- **Record excerpts**
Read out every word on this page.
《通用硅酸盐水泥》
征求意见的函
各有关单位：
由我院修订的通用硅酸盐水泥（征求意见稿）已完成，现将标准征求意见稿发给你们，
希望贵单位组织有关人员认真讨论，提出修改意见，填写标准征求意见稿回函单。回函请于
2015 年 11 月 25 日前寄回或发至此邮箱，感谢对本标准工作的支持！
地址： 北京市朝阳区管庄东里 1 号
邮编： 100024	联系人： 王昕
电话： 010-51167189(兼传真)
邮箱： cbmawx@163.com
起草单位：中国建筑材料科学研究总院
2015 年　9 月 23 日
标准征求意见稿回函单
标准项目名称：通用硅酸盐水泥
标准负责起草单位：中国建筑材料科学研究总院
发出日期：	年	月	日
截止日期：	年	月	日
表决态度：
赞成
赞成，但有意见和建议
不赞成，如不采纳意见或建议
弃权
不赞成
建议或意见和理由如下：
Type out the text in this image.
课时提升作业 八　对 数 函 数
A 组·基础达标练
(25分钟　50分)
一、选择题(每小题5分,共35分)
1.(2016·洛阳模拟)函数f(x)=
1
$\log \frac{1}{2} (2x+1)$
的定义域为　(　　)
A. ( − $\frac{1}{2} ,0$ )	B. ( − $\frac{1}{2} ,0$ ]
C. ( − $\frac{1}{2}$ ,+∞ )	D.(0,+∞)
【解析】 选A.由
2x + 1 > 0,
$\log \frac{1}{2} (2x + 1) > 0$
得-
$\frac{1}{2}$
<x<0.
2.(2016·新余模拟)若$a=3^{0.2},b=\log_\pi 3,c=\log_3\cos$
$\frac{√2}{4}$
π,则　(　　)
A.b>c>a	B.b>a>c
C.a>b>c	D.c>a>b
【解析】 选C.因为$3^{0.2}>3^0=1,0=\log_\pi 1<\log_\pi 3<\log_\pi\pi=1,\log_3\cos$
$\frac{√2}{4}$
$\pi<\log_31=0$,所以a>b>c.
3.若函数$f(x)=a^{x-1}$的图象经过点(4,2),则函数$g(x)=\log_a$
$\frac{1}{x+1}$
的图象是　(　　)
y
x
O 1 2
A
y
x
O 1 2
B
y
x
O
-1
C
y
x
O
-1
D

- **Problem to solve**
Which lines contain "中国建筑材料科学研究总院"? Copy each of them.

- **Final result**
起草单位：中国建筑材料科学研究总院
标准负责起草单位：中国建筑材料科学研究总院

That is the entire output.